> [MATERIAL]
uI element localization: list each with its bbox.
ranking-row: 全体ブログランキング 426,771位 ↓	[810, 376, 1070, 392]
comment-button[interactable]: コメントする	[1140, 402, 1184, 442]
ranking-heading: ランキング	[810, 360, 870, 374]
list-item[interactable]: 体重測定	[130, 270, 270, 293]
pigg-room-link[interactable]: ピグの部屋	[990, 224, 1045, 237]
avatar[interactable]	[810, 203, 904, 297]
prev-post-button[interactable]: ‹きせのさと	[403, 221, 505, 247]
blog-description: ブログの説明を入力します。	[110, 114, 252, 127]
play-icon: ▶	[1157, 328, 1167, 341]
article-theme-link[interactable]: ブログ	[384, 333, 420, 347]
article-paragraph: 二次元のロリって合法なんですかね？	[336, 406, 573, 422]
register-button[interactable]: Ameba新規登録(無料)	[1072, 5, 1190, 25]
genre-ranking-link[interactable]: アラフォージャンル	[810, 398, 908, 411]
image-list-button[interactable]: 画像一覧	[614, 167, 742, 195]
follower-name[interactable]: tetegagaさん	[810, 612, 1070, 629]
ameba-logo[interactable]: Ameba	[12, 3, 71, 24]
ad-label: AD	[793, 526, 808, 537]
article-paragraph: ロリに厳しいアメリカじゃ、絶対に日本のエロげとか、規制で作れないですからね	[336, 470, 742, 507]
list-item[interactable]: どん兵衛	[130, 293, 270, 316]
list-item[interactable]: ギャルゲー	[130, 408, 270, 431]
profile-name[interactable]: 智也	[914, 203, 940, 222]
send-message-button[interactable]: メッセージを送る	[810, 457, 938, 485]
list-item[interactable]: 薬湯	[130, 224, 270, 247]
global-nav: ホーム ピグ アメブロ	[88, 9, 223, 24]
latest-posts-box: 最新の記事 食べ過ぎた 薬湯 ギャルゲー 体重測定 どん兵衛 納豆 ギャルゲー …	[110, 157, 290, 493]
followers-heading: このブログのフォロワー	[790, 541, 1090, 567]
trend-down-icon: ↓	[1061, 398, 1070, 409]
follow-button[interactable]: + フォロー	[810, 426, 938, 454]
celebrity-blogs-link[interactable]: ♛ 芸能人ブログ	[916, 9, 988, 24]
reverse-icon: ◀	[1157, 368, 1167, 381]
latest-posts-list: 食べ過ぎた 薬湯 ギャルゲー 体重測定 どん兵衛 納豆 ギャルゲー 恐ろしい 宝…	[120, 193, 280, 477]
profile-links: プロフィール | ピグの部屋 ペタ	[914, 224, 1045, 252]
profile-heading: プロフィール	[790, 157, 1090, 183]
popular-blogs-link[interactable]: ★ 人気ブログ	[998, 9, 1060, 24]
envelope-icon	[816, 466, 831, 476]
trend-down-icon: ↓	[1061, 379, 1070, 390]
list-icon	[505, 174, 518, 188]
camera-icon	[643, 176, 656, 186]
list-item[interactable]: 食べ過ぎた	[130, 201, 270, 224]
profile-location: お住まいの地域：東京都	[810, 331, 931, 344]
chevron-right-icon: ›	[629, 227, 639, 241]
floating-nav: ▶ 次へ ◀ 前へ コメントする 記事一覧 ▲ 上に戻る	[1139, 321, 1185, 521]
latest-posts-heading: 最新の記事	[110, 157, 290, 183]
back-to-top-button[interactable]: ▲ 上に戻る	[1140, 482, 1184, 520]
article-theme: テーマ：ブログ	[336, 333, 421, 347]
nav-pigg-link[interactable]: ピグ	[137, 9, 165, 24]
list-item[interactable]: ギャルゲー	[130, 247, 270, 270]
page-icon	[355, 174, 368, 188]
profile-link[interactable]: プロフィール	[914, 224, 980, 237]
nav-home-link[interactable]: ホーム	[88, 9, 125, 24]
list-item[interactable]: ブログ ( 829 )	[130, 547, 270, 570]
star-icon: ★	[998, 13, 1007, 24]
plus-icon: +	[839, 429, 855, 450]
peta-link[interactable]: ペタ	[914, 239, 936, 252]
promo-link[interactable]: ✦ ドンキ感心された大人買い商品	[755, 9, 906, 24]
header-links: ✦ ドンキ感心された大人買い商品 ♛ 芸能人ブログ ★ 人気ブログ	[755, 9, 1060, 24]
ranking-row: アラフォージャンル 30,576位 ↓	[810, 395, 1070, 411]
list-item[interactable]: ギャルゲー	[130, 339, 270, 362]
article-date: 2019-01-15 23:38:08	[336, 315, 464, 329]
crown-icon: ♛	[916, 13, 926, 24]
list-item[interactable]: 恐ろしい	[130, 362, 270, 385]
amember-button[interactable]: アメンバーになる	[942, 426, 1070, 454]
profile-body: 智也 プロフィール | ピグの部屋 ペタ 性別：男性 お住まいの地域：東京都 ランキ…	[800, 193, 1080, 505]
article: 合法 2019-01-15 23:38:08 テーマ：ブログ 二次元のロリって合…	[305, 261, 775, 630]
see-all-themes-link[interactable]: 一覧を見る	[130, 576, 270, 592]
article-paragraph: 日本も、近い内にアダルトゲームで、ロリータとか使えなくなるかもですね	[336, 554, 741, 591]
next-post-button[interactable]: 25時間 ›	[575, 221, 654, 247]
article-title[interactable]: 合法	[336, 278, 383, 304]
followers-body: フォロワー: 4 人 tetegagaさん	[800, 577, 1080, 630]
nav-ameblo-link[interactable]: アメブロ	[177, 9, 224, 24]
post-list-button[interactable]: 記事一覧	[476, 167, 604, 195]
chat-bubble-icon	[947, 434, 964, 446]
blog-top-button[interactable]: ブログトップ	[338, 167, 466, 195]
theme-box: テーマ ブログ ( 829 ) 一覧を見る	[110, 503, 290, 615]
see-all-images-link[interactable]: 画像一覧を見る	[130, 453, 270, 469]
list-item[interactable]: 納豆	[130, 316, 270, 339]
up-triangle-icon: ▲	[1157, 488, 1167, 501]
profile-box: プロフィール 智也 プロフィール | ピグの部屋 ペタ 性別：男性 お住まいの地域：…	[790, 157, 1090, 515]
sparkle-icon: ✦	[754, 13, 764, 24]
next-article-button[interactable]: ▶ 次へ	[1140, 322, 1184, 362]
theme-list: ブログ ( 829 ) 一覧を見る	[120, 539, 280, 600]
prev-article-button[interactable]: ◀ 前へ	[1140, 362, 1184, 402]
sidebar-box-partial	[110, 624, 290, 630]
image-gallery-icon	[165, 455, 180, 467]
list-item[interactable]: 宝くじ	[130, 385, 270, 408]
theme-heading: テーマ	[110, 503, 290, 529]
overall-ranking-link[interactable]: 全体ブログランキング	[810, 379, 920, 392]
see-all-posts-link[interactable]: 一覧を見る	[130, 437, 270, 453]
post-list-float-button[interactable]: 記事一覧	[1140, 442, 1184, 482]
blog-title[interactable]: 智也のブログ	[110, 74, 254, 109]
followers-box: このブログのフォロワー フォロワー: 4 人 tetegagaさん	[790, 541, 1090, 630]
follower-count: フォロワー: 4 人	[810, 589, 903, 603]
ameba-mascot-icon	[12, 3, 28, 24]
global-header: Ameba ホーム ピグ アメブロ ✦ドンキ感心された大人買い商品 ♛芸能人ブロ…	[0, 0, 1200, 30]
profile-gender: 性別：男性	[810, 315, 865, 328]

> [WRITTEN INSTRUCTION] Print all of the entries above again, each line unchanged and in the same order.

> [FINISHED TASK]
uI element localization: list each with its bbox.
ranking-row: 全体ブログランキング 426,771位 ↓	[810, 376, 1070, 392]
comment-button[interactable]: コメントする	[1140, 402, 1184, 442]
ranking-heading: ランキング	[810, 360, 870, 374]
list-item[interactable]: 体重測定	[130, 270, 270, 293]
pigg-room-link[interactable]: ピグの部屋	[990, 224, 1045, 237]
avatar[interactable]	[810, 203, 904, 297]
prev-post-button[interactable]: ‹きせのさと	[403, 221, 505, 247]
blog-description: ブログの説明を入力します。	[110, 114, 252, 127]
play-icon: ▶	[1157, 328, 1167, 341]
article-theme-link[interactable]: ブログ	[384, 333, 420, 347]
article-paragraph: 二次元のロリって合法なんですかね？	[336, 406, 573, 422]
register-button[interactable]: Ameba新規登録(無料)	[1072, 5, 1190, 25]
genre-ranking-link[interactable]: アラフォージャンル	[810, 398, 908, 411]
image-list-button[interactable]: 画像一覧	[614, 167, 742, 195]
follower-name[interactable]: tetegagaさん	[810, 612, 1070, 629]
ameba-logo[interactable]: Ameba	[12, 3, 71, 24]
ad-label: AD	[793, 526, 808, 537]
article-paragraph: ロリに厳しいアメリカじゃ、絶対に日本のエロげとか、規制で作れないですからね	[336, 470, 742, 507]
list-item[interactable]: どん兵衛	[130, 293, 270, 316]
list-item[interactable]: ギャルゲー	[130, 408, 270, 431]
profile-name[interactable]: 智也	[914, 203, 940, 222]
send-message-button[interactable]: メッセージを送る	[810, 457, 938, 485]
list-item[interactable]: 薬湯	[130, 224, 270, 247]
global-nav: ホーム ピグ アメブロ	[88, 9, 223, 24]
latest-posts-box: 最新の記事 食べ過ぎた 薬湯 ギャルゲー 体重測定 どん兵衛 納豆 ギャルゲー …	[110, 157, 290, 493]
followers-heading: このブログのフォロワー	[790, 541, 1090, 567]
trend-down-icon: ↓	[1061, 398, 1070, 409]
follow-button[interactable]: + フォロー	[810, 426, 938, 454]
celebrity-blogs-link[interactable]: ♛ 芸能人ブログ	[916, 9, 988, 24]
reverse-icon: ◀	[1157, 368, 1167, 381]
latest-posts-list: 食べ過ぎた 薬湯 ギャルゲー 体重測定 どん兵衛 納豆 ギャルゲー 恐ろしい 宝…	[120, 193, 280, 477]
profile-links: プロフィール | ピグの部屋 ペタ	[914, 224, 1045, 252]
profile-heading: プロフィール	[790, 157, 1090, 183]
popular-blogs-link[interactable]: ★ 人気ブログ	[998, 9, 1060, 24]
envelope-icon	[816, 466, 831, 476]
trend-down-icon: ↓	[1061, 379, 1070, 390]
list-icon	[505, 174, 518, 188]
camera-icon	[643, 176, 656, 186]
list-item[interactable]: 食べ過ぎた	[130, 201, 270, 224]
profile-location: お住まいの地域：東京都	[810, 331, 931, 344]
chevron-right-icon: ›	[629, 227, 639, 241]
floating-nav: ▶ 次へ ◀ 前へ コメントする 記事一覧 ▲ 上に戻る	[1139, 321, 1185, 521]
latest-posts-heading: 最新の記事	[110, 157, 290, 183]
back-to-top-button[interactable]: ▲ 上に戻る	[1140, 482, 1184, 520]
article-theme: テーマ：ブログ	[336, 333, 421, 347]
nav-pigg-link[interactable]: ピグ	[137, 9, 165, 24]
list-item[interactable]: ギャルゲー	[130, 247, 270, 270]
page-icon	[355, 174, 368, 188]
profile-link[interactable]: プロフィール	[914, 224, 980, 237]
nav-home-link[interactable]: ホーム	[88, 9, 125, 24]
list-item[interactable]: ブログ ( 829 )	[130, 547, 270, 570]
star-icon: ★	[998, 13, 1007, 24]
plus-icon: +	[839, 429, 855, 450]
peta-link[interactable]: ペタ	[914, 239, 936, 252]
promo-link[interactable]: ✦ ドンキ感心された大人買い商品	[755, 9, 906, 24]
header-links: ✦ ドンキ感心された大人買い商品 ♛ 芸能人ブログ ★ 人気ブログ	[755, 9, 1060, 24]
ranking-row: アラフォージャンル 30,576位 ↓	[810, 395, 1070, 411]
list-item[interactable]: ギャルゲー	[130, 339, 270, 362]
article-date: 2019-01-15 23:38:08	[336, 315, 464, 329]
crown-icon: ♛	[916, 13, 926, 24]
list-item[interactable]: 恐ろしい	[130, 362, 270, 385]
amember-button[interactable]: アメンバーになる	[942, 426, 1070, 454]
profile-body: 智也 プロフィール | ピグの部屋 ペタ 性別：男性 お住まいの地域：東京都 ランキ…	[800, 193, 1080, 505]
article: 合法 2019-01-15 23:38:08 テーマ：ブログ 二次元のロリって合…	[305, 261, 775, 630]
see-all-themes-link[interactable]: 一覧を見る	[130, 576, 270, 592]
article-paragraph: 日本も、近い内にアダルトゲームで、ロリータとか使えなくなるかもですね	[336, 554, 741, 591]
next-post-button[interactable]: 25時間 ›	[575, 221, 654, 247]
article-title[interactable]: 合法	[336, 278, 383, 304]
followers-body: フォロワー: 4 人 tetegagaさん	[800, 577, 1080, 630]
nav-ameblo-link[interactable]: アメブロ	[177, 9, 224, 24]
post-list-button[interactable]: 記事一覧	[476, 167, 604, 195]
chat-bubble-icon	[947, 434, 964, 446]
blog-top-button[interactable]: ブログトップ	[338, 167, 466, 195]
theme-box: テーマ ブログ ( 829 ) 一覧を見る	[110, 503, 290, 615]
see-all-images-link[interactable]: 画像一覧を見る	[130, 453, 270, 469]
list-item[interactable]: 納豆	[130, 316, 270, 339]
up-triangle-icon: ▲	[1157, 488, 1167, 501]
profile-box: プロフィール 智也 プロフィール | ピグの部屋 ペタ 性別：男性 お住まいの地域：…	[790, 157, 1090, 515]
sparkle-icon: ✦	[754, 13, 764, 24]
next-article-button[interactable]: ▶ 次へ	[1140, 322, 1184, 362]
theme-list: ブログ ( 829 ) 一覧を見る	[120, 539, 280, 600]
prev-article-button[interactable]: ◀ 前へ	[1140, 362, 1184, 402]
sidebar-box-partial	[110, 624, 290, 630]
image-gallery-icon	[165, 455, 180, 467]
list-item[interactable]: 宝くじ	[130, 385, 270, 408]
theme-heading: テーマ	[110, 503, 290, 529]
overall-ranking-link[interactable]: 全体ブログランキング	[810, 379, 920, 392]
see-all-posts-link[interactable]: 一覧を見る	[130, 437, 270, 453]
post-list-float-button[interactable]: 記事一覧	[1140, 442, 1184, 482]
blog-title[interactable]: 智也のブログ	[110, 74, 254, 109]
followers-box: このブログのフォロワー フォロワー: 4 人 tetegagaさん	[790, 541, 1090, 630]
follower-count: フォロワー: 4 人	[810, 589, 903, 603]
ameba-mascot-icon	[12, 3, 28, 24]
global-header: Ameba ホーム ピグ アメブロ ✦ドンキ感心された大人買い商品 ♛芸能人ブロ…	[0, 0, 1200, 30]
profile-gender: 性別：男性	[810, 315, 865, 328]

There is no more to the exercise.